→ **The task**
Collect each line of the records containing the string "photo".

— begin —

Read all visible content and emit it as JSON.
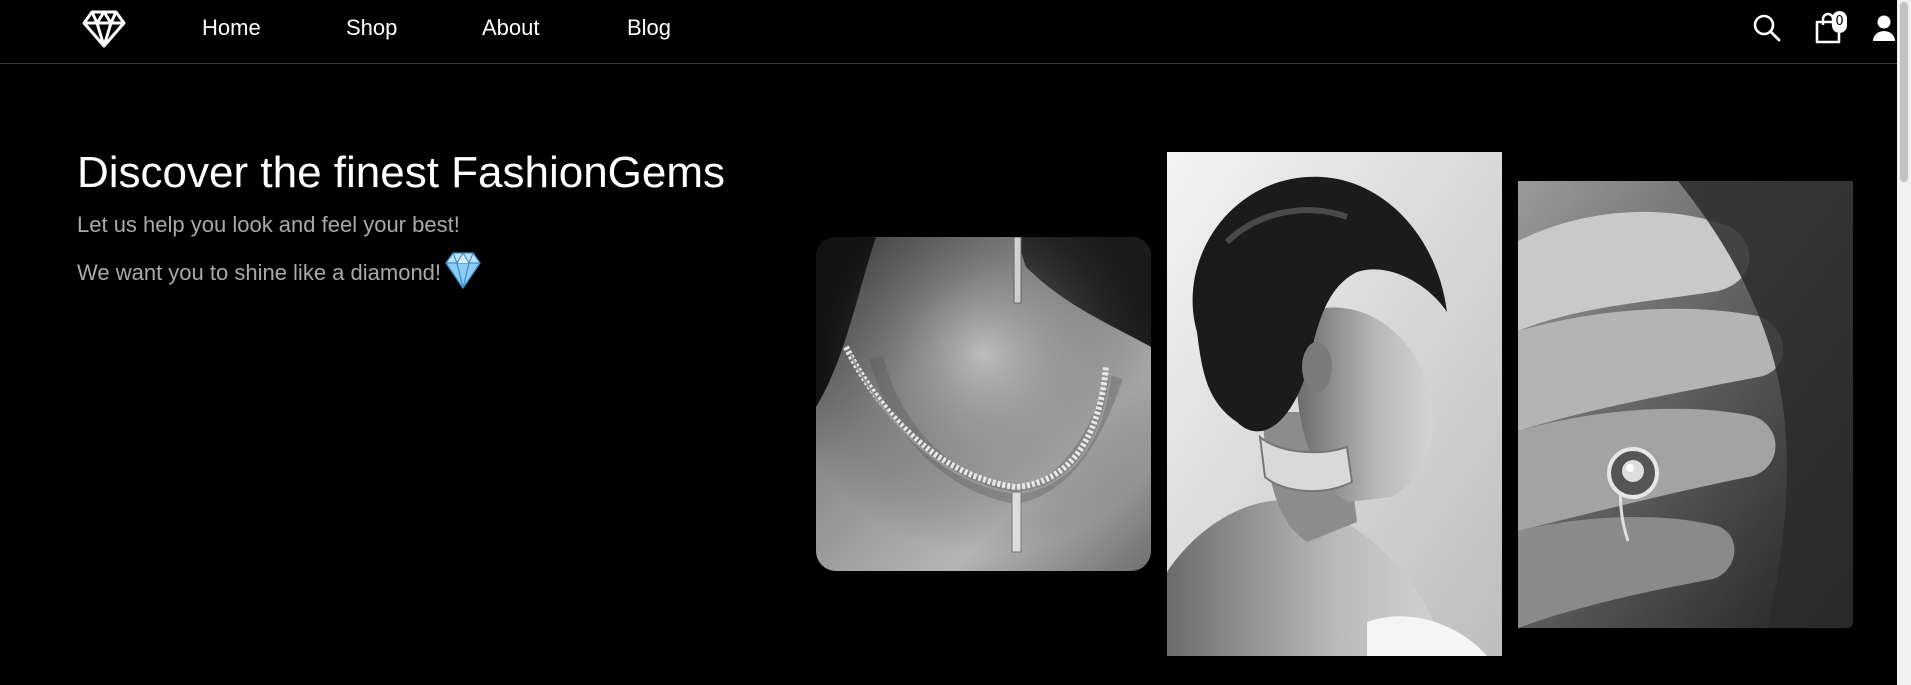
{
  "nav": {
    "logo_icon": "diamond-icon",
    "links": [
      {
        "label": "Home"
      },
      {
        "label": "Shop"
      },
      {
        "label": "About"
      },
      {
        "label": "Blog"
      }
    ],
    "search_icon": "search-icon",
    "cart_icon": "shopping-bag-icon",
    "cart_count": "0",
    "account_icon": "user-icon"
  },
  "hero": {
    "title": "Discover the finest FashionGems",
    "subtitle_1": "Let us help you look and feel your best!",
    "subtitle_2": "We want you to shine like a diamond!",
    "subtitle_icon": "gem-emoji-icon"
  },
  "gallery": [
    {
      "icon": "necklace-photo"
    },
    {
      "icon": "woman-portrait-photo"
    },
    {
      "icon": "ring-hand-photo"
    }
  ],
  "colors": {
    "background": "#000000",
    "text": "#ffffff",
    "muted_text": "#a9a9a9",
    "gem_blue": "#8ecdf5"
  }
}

— end —
— begin —

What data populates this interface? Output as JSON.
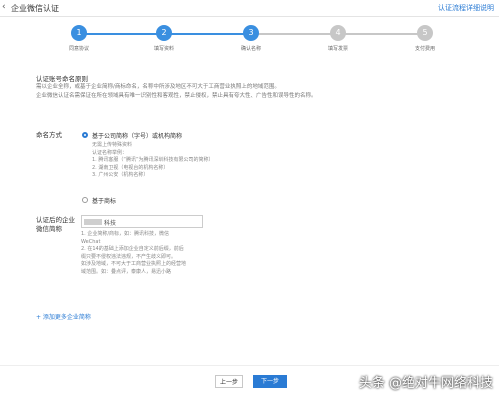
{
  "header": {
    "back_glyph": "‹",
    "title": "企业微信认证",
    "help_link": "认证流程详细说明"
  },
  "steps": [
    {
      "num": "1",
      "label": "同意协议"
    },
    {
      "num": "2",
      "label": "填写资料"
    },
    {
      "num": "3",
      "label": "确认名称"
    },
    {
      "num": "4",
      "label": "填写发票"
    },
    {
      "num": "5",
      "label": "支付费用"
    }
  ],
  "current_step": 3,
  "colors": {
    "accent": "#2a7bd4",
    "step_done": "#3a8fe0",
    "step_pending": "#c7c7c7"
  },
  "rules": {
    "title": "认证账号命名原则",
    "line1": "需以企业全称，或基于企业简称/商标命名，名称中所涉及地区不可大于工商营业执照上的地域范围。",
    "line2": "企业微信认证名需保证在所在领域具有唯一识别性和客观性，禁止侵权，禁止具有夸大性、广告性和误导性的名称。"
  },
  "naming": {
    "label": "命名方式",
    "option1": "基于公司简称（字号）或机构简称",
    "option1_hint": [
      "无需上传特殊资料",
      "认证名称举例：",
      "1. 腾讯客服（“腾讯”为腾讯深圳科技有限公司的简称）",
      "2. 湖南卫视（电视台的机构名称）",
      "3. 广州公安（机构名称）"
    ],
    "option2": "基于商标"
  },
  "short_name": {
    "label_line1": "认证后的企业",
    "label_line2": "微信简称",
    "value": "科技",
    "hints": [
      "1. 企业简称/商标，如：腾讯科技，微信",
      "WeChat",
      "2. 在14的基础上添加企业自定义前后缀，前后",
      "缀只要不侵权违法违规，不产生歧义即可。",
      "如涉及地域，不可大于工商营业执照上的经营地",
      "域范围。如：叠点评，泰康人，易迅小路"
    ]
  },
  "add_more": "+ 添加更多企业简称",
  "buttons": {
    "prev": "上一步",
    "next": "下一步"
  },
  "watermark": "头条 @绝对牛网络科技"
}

— end —

→ **Answer to the exercise**
      "icon": "necklace-photo"
      "icon": "woman-portrait-photo"
      "icon": "ring-hand-photo"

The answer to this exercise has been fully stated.